▶ Given problem A: Reproduce the post on the future of Mac OS X Server in full, word for word.

---------- Reading passage

The Future of Mac OS X Server
I’ve put on my magic prognostication propeller beanie again today and it’s telling me about the future of Mac OS X Server 10.7 (Lion Server). Let’s weigh the evidence:
- Apple has discontinued the Xserve
- For the first time ever, there is no corresponding page on Apple’s site touting the features of (the ostensibly upcoming) Lion Server
- Apple has not sanctioned or announced the running of Mac OS X Server on non-Apple hardware, or in a virtualized environment like VMWare’s ESX.
To a Mac Enterprise outsider, it would appear that Apple is abandoning the enterprise market and that Mac OS X Server has been end-of-lifed. I can easily see how a person could come to that conclusion, seeing as it’s even partly true.
I believe that Apple isn’t so much discontinuing Mac OS X Server as they are forking it into a new product that will have a lot of the same functionality that Mac OS X Server currently has but which also has tools for managing iPads and iDevices. For the sake of argument, let’s call this new product iServer. Apple’s iServer will provide us Mac admins with most of the services we’re used to (DHCP, DNS, iCal Server, NetBoot, SUS), but it will also give us tools for the deployment and management of iDevices.

--------------------
---------- Data for this exercise

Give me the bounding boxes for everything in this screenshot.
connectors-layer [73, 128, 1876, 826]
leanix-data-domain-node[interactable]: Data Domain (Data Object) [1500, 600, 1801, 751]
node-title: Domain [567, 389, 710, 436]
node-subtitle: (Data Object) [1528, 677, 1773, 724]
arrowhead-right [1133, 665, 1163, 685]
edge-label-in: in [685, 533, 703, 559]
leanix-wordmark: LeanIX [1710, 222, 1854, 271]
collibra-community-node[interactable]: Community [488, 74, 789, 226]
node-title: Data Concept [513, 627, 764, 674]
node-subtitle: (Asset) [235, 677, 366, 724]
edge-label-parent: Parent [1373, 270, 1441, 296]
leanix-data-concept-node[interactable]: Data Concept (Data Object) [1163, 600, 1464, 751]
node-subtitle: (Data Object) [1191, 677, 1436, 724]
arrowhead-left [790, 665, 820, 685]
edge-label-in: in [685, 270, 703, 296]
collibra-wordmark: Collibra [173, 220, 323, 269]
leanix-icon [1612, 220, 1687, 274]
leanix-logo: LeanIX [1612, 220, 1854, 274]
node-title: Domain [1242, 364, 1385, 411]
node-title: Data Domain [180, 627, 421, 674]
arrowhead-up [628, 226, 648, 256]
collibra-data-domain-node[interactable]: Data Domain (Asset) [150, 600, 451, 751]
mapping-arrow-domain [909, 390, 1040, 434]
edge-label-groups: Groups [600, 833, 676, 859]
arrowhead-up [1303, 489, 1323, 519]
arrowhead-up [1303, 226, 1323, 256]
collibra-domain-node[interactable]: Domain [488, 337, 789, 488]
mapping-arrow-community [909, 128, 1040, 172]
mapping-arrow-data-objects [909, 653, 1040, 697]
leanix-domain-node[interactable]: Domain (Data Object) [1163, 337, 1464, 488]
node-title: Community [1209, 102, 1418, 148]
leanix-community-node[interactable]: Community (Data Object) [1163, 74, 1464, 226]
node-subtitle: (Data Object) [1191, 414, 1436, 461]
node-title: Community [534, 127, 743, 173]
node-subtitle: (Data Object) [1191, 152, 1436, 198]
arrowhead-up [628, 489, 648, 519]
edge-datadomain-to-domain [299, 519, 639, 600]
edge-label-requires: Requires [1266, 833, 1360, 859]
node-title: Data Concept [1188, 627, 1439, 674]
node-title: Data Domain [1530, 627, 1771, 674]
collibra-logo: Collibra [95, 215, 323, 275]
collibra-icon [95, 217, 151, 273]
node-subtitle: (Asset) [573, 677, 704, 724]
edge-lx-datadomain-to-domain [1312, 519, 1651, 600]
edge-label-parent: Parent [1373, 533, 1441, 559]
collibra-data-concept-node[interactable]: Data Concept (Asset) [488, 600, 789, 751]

--------------------

▶ Given problem B: Rename "wordmark" to "logotype" in the records, starting at their first line and ending at the line that contains "node-title: Domain [1242, 364, 1385, 411]". Return only those lines, otherwise unchanged.

▶ Written reply A:
The Future of Mac OS X Server
I’ve put on my magic prognostication propeller beanie again today and it’s telling me about the future of Mac OS X Server 10.7 (Lion Server). Let’s weigh the evidence:
- Apple has discontinued the Xserve
- For the first time ever, there is no corresponding page on Apple’s site touting the features of (the ostensibly upcoming) Lion Server
- Apple has not sanctioned or announced the running of Mac OS X Server on non-Apple hardware, or in a virtualized environment like VMWare’s ESX.
To a Mac Enterprise outsider, it would appear that Apple is abandoning the enterprise market and that Mac OS X Server has been end-of-lifed. I can easily see how a person could come to that conclusion, seeing as it’s even partly true.
I believe that Apple isn’t so much discontinuing Mac OS X Server as they are forking it into a new product that will have a lot of the same functionality that Mac OS X Server currently has but which also has tools for managing iPads and iDevices. For the sake of argument, let’s call this new product iServer. Apple’s iServer will provide us Mac admins with most of the services we’re used to (DHCP, DNS, iCal Server, NetBoot, SUS), but it will also give us tools for the deployment and management of iDevices.

▶ Written reply B:
Give me the bounding boxes for everything in this screenshot.
connectors-layer [73, 128, 1876, 826]
leanix-data-domain-node[interactable]: Data Domain (Data Object) [1500, 600, 1801, 751]
node-title: Domain [567, 389, 710, 436]
node-subtitle: (Data Object) [1528, 677, 1773, 724]
arrowhead-right [1133, 665, 1163, 685]
edge-label-in: in [685, 533, 703, 559]
leanix-logotype: LeanIX [1710, 222, 1854, 271]
collibra-community-node[interactable]: Community [488, 74, 789, 226]
node-title: Data Concept [513, 627, 764, 674]
node-subtitle: (Asset) [235, 677, 366, 724]
edge-label-parent: Parent [1373, 270, 1441, 296]
leanix-data-concept-node[interactable]: Data Concept (Data Object) [1163, 600, 1464, 751]
node-subtitle: (Data Object) [1191, 677, 1436, 724]
arrowhead-left [790, 665, 820, 685]
edge-label-in: in [685, 270, 703, 296]
collibra-logotype: Collibra [173, 220, 323, 269]
leanix-icon [1612, 220, 1687, 274]
leanix-logo: LeanIX [1612, 220, 1854, 274]
node-title: Domain [1242, 364, 1385, 411]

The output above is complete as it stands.